>> BEGIN

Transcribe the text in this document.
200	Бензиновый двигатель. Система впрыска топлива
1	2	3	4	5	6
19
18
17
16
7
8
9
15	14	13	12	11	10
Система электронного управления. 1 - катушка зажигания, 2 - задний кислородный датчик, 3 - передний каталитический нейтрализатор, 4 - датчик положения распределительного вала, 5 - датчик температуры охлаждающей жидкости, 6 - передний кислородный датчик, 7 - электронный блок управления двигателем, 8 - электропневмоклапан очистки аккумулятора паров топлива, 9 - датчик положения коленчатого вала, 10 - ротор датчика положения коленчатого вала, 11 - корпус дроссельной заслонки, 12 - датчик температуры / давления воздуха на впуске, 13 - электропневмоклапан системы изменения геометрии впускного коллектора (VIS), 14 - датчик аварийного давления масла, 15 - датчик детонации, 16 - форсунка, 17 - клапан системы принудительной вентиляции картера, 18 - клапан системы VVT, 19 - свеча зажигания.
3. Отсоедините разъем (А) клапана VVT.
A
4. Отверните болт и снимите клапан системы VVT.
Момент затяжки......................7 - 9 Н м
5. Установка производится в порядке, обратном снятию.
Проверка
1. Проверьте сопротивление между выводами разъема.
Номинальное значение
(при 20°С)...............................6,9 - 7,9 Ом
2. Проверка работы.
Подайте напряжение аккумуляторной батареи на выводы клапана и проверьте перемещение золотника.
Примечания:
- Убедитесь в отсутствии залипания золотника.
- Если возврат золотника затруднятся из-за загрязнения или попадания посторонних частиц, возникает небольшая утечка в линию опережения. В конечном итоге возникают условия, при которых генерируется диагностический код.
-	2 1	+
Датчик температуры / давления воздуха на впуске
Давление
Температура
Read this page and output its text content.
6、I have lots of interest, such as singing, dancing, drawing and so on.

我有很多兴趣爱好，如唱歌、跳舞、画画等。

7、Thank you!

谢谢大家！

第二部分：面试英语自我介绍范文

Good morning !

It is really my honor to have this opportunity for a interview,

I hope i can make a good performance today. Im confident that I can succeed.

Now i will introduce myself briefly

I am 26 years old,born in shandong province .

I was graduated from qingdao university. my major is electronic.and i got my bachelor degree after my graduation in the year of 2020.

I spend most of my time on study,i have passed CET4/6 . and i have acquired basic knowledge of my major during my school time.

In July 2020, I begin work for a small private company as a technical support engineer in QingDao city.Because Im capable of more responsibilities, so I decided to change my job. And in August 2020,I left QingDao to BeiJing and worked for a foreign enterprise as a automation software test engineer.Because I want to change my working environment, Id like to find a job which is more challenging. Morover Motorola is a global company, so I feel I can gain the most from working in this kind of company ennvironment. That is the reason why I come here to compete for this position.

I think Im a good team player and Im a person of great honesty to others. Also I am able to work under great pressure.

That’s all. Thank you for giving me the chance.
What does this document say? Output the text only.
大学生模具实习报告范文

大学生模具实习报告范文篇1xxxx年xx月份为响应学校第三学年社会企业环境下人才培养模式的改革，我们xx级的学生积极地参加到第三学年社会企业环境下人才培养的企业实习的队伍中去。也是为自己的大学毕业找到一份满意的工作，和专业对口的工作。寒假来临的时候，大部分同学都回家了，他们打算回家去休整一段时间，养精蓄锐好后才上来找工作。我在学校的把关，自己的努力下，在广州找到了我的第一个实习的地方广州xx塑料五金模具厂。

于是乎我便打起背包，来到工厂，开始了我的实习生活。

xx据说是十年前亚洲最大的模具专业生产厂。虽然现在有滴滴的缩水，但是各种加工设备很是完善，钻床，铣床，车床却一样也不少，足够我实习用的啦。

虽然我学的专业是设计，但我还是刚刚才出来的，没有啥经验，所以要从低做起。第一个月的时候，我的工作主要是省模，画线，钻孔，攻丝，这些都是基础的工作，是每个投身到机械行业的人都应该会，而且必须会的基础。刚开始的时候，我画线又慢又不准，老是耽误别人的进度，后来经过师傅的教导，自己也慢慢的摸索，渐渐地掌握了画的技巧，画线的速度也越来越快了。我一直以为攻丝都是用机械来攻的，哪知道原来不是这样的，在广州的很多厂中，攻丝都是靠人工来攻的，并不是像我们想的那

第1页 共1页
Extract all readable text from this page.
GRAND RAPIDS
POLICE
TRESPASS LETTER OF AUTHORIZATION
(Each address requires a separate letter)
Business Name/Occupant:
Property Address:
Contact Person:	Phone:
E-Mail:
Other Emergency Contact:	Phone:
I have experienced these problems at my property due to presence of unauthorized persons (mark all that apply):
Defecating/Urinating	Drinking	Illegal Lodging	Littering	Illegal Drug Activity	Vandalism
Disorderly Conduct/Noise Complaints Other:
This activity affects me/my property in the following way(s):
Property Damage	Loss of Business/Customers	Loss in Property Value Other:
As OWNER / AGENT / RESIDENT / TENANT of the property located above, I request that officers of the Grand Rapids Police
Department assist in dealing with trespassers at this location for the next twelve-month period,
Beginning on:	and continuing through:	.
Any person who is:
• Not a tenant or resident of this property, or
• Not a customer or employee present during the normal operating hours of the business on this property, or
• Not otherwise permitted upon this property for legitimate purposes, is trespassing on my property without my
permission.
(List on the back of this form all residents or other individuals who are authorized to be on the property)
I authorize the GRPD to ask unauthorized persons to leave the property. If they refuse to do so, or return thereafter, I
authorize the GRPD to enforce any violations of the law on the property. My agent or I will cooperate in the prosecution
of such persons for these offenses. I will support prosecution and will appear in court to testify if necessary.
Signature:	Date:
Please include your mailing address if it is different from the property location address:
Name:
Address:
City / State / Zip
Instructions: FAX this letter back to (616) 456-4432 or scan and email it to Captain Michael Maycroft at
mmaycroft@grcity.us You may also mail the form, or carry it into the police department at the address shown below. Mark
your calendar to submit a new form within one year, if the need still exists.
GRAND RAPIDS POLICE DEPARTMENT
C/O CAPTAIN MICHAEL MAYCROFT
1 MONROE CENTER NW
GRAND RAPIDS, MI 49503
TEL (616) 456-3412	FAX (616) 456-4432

>> END

Task directions :: All of the records must be repeated exactly.

Solution to this task ::
Transcribe the text in this document.
200	Бензиновый двигатель. Система впрыска топлива
1	2	3	4	5	6
19
18
17
16
7
8
9
15	14	13	12	11	10
Система электронного управления. 1 - катушка зажигания, 2 - задний кислородный датчик, 3 - передний каталитический нейтрализатор, 4 - датчик положения распределительного вала, 5 - датчик температуры охлаждающей жидкости, 6 - передний кислородный датчик, 7 - электронный блок управления двигателем, 8 - электропневмоклапан очистки аккумулятора паров топлива, 9 - датчик положения коленчатого вала, 10 - ротор датчика положения коленчатого вала, 11 - корпус дроссельной заслонки, 12 - датчик температуры / давления воздуха на впуске, 13 - электропневмоклапан системы изменения геометрии впускного коллектора (VIS), 14 - датчик аварийного давления масла, 15 - датчик детонации, 16 - форсунка, 17 - клапан системы принудительной вентиляции картера, 18 - клапан системы VVT, 19 - свеча зажигания.
3. Отсоедините разъем (А) клапана VVT.
A
4. Отверните болт и снимите клапан системы VVT.
Момент затяжки......................7 - 9 Н м
5. Установка производится в порядке, обратном снятию.
Проверка
1. Проверьте сопротивление между выводами разъема.
Номинальное значение
(при 20°С)...............................6,9 - 7,9 Ом
2. Проверка работы.
Подайте напряжение аккумуляторной батареи на выводы клапана и проверьте перемещение золотника.
Примечания:
- Убедитесь в отсутствии залипания золотника.
- Если возврат золотника затруднятся из-за загрязнения или попадания посторонних частиц, возникает небольшая утечка в линию опережения. В конечном итоге возникают условия, при которых генерируется диагностический код.
-	2 1	+
Датчик температуры / давления воздуха на впуске
Давление
Температура
Read this page and output its text content.
6、I have lots of interest, such as singing, dancing, drawing and so on.

我有很多兴趣爱好，如唱歌、跳舞、画画等。

7、Thank you!

谢谢大家！

第二部分：面试英语自我介绍范文

Good morning !

It is really my honor to have this opportunity for a interview,

I hope i can make a good performance today. Im confident that I can succeed.

Now i will introduce myself briefly

I am 26 years old,born in shandong province .

I was graduated from qingdao university. my major is electronic.and i got my bachelor degree after my graduation in the year of 2020.

I spend most of my time on study,i have passed CET4/6 . and i have acquired basic knowledge of my major during my school time.

In July 2020, I begin work for a small private company as a technical support engineer in QingDao city.Because Im capable of more responsibilities, so I decided to change my job. And in August 2020,I left QingDao to BeiJing and worked for a foreign enterprise as a automation software test engineer.Because I want to change my working environment, Id like to find a job which is more challenging. Morover Motorola is a global company, so I feel I can gain the most from working in this kind of company ennvironment. That is the reason why I come here to compete for this position.

I think Im a good team player and Im a person of great honesty to others. Also I am able to work under great pressure.

That’s all. Thank you for giving me the chance.
What does this document say? Output the text only.
大学生模具实习报告范文

大学生模具实习报告范文篇1xxxx年xx月份为响应学校第三学年社会企业环境下人才培养模式的改革，我们xx级的学生积极地参加到第三学年社会企业环境下人才培养的企业实习的队伍中去。也是为自己的大学毕业找到一份满意的工作，和专业对口的工作。寒假来临的时候，大部分同学都回家了，他们打算回家去休整一段时间，养精蓄锐好后才上来找工作。我在学校的把关，自己的努力下，在广州找到了我的第一个实习的地方广州xx塑料五金模具厂。

于是乎我便打起背包，来到工厂，开始了我的实习生活。

xx据说是十年前亚洲最大的模具专业生产厂。虽然现在有滴滴的缩水，但是各种加工设备很是完善，钻床，铣床，车床却一样也不少，足够我实习用的啦。

虽然我学的专业是设计，但我还是刚刚才出来的，没有啥经验，所以要从低做起。第一个月的时候，我的工作主要是省模，画线，钻孔，攻丝，这些都是基础的工作，是每个投身到机械行业的人都应该会，而且必须会的基础。刚开始的时候，我画线又慢又不准，老是耽误别人的进度，后来经过师傅的教导，自己也慢慢的摸索，渐渐地掌握了画的技巧，画线的速度也越来越快了。我一直以为攻丝都是用机械来攻的，哪知道原来不是这样的，在广州的很多厂中，攻丝都是靠人工来攻的，并不是像我们想的那

第1页 共1页
Extract all readable text from this page.
GRAND RAPIDS
POLICE
TRESPASS LETTER OF AUTHORIZATION
(Each address requires a separate letter)
Business Name/Occupant:
Property Address:
Contact Person:	Phone:
E-Mail:
Other Emergency Contact:	Phone:
I have experienced these problems at my property due to presence of unauthorized persons (mark all that apply):
Defecating/Urinating	Drinking	Illegal Lodging	Littering	Illegal Drug Activity	Vandalism
Disorderly Conduct/Noise Complaints Other:
This activity affects me/my property in the following way(s):
Property Damage	Loss of Business/Customers	Loss in Property Value Other:
As OWNER / AGENT / RESIDENT / TENANT of the property located above, I request that officers of the Grand Rapids Police
Department assist in dealing with trespassers at this location for the next twelve-month period,
Beginning on:	and continuing through:	.
Any person who is:
• Not a tenant or resident of this property, or
• Not a customer or employee present during the normal operating hours of the business on this property, or
• Not otherwise permitted upon this property for legitimate purposes, is trespassing on my property without my
permission.
(List on the back of this form all residents or other individuals who are authorized to be on the property)
I authorize the GRPD to ask unauthorized persons to leave the property. If they refuse to do so, or return thereafter, I
authorize the GRPD to enforce any violations of the law on the property. My agent or I will cooperate in the prosecution
of such persons for these offenses. I will support prosecution and will appear in court to testify if necessary.
Signature:	Date:
Please include your mailing address if it is different from the property location address:
Name:
Address:
City / State / Zip
Instructions: FAX this letter back to (616) 456-4432 or scan and email it to Captain Michael Maycroft at
mmaycroft@grcity.us You may also mail the form, or carry it into the police department at the address shown below. Mark
your calendar to submit a new form within one year, if the need still exists.
GRAND RAPIDS POLICE DEPARTMENT
C/O CAPTAIN MICHAEL MAYCROFT
1 MONROE CENTER NW
GRAND RAPIDS, MI 49503
TEL (616) 456-3412	FAX (616) 456-4432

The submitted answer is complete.